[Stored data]
•••
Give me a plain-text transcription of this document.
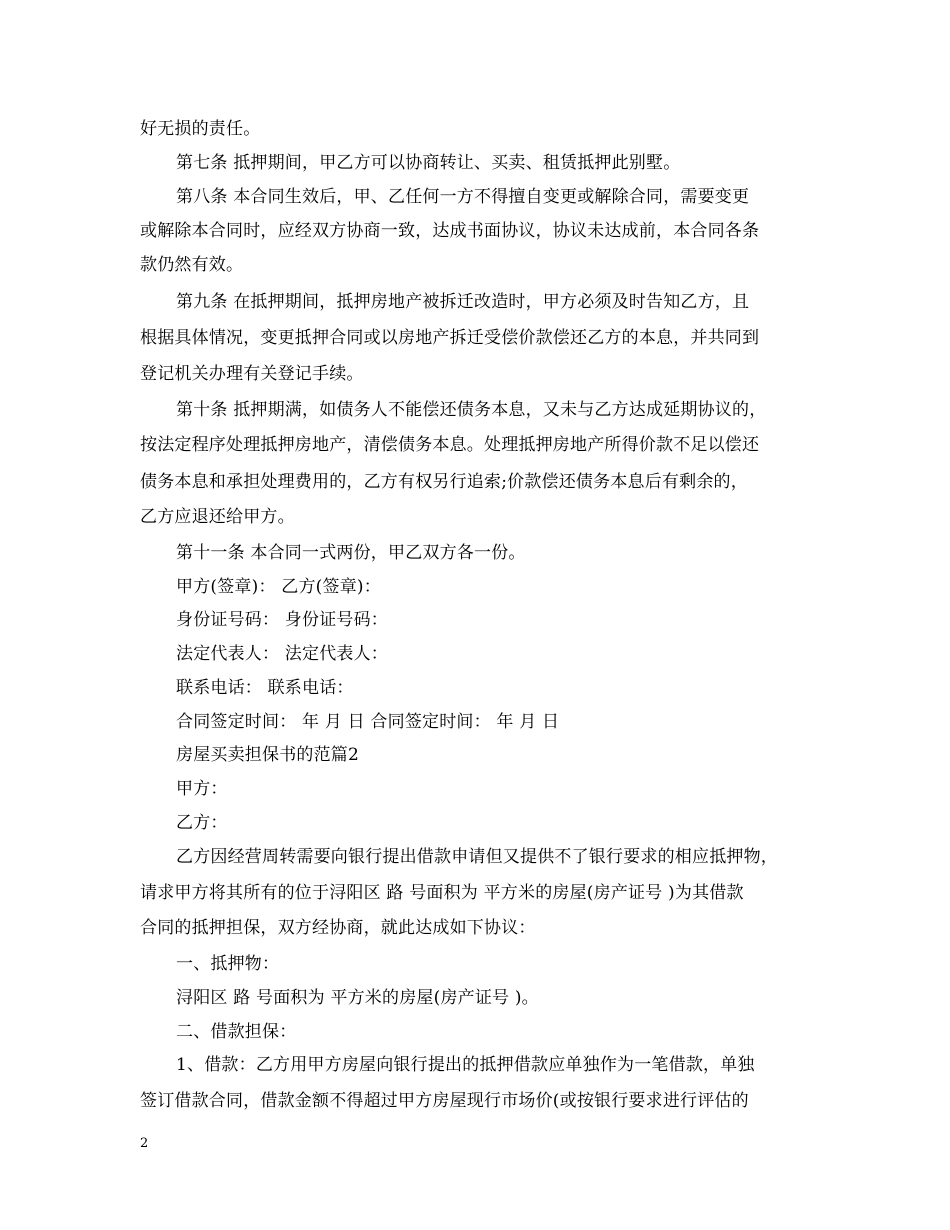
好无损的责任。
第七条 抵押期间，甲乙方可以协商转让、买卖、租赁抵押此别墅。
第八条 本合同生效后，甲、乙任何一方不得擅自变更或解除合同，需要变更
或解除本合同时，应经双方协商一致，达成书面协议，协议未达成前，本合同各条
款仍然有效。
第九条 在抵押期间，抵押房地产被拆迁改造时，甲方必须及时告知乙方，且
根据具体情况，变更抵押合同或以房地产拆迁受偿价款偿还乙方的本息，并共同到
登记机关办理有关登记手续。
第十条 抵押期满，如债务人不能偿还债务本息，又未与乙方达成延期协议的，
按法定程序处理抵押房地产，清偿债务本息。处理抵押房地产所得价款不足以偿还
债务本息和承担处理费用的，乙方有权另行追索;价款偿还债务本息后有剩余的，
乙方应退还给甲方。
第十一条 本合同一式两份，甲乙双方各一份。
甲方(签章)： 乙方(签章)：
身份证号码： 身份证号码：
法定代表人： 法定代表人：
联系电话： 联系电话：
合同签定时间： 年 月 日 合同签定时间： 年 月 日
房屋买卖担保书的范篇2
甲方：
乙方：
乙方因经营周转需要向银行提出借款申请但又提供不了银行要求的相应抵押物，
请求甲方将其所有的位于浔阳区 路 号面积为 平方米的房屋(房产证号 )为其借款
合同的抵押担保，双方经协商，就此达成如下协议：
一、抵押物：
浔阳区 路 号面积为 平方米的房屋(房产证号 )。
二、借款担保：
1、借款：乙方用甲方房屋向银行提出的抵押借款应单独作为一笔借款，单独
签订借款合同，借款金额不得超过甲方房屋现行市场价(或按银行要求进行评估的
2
•••
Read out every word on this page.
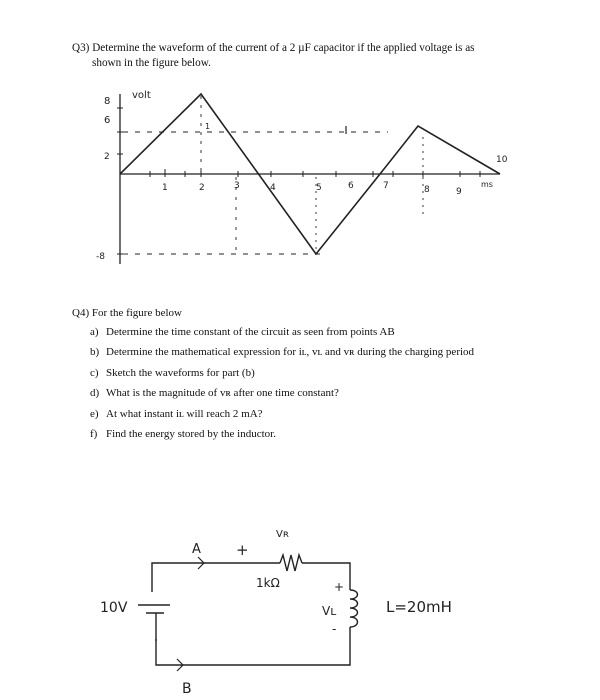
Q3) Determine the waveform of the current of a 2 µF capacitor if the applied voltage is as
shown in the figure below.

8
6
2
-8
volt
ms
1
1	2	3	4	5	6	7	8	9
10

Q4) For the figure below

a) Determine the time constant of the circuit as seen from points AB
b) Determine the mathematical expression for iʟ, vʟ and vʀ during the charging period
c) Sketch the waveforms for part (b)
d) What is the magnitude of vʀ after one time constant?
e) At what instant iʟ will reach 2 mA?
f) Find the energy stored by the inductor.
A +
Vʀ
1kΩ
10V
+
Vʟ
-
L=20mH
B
•••
WHAT NEEDS TO BE DONE
All lines that include "Determine" are to be gathered and copied.

TASK ANSWER
Q3) Determine the waveform of the current of a 2 µF capacitor if the applied voltage is as
a) Determine the time constant of the circuit as seen from points AB
b) Determine the mathematical expression for iʟ, vʟ and vʀ during the charging period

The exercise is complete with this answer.